■ WHAT IS NEEDED:
Find how many lines in the data below include the word "Google", then write only that number.

■ THE INPUT:
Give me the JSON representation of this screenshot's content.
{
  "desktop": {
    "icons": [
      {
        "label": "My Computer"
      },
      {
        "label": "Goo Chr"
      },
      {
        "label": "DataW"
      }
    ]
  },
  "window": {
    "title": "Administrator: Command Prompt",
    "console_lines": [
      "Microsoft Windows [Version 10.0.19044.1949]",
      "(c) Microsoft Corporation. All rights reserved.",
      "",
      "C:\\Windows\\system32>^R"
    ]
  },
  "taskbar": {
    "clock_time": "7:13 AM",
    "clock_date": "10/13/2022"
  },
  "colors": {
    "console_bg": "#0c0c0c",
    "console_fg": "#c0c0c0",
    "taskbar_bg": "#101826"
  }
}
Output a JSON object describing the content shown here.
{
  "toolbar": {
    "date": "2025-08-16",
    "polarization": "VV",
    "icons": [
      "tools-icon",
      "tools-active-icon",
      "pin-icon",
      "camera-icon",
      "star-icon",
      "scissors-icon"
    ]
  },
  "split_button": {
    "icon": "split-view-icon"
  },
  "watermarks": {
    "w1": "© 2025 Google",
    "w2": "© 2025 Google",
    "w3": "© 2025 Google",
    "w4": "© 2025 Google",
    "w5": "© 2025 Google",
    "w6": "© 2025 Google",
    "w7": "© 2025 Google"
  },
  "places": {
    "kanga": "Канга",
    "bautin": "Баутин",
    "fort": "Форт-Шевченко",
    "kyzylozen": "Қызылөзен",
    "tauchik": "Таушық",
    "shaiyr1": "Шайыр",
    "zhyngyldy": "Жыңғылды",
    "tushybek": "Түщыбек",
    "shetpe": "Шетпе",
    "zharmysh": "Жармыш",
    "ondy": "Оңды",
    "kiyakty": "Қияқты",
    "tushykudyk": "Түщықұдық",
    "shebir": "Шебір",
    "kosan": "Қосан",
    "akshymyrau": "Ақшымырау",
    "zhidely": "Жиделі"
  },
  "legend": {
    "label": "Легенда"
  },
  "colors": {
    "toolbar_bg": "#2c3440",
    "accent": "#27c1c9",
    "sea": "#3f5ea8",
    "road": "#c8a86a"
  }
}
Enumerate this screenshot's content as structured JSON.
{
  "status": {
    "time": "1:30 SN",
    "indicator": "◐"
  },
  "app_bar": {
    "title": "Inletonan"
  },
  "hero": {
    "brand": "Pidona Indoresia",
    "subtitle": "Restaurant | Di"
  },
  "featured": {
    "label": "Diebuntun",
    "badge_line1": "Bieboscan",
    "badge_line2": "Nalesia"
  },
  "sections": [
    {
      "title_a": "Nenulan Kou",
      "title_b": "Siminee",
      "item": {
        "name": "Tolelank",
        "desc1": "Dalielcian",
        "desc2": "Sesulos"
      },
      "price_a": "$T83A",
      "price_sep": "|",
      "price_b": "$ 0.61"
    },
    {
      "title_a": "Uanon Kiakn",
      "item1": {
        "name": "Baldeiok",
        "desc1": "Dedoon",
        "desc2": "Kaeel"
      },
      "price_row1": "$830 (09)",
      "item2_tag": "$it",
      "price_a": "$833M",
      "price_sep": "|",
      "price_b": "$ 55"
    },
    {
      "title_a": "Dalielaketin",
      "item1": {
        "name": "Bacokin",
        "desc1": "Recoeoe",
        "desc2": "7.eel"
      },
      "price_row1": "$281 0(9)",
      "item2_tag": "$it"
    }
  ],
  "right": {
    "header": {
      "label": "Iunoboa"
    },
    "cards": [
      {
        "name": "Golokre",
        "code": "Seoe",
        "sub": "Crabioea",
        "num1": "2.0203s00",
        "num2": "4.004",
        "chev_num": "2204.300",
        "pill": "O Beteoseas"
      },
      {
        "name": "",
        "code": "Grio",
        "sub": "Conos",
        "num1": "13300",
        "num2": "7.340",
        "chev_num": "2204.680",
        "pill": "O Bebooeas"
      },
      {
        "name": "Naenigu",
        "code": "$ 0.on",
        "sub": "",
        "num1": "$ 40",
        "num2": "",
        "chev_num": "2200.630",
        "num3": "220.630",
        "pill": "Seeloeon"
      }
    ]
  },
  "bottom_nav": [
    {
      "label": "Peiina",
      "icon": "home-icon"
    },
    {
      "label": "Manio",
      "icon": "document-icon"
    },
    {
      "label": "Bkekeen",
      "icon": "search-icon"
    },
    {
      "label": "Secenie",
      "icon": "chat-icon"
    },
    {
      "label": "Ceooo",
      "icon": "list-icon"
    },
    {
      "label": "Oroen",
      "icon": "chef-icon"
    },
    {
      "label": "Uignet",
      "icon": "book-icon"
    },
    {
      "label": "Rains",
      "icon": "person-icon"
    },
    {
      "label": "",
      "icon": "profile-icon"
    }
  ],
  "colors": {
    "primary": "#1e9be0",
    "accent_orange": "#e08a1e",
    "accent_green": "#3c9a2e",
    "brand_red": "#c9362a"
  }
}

■ SOLUTION:
7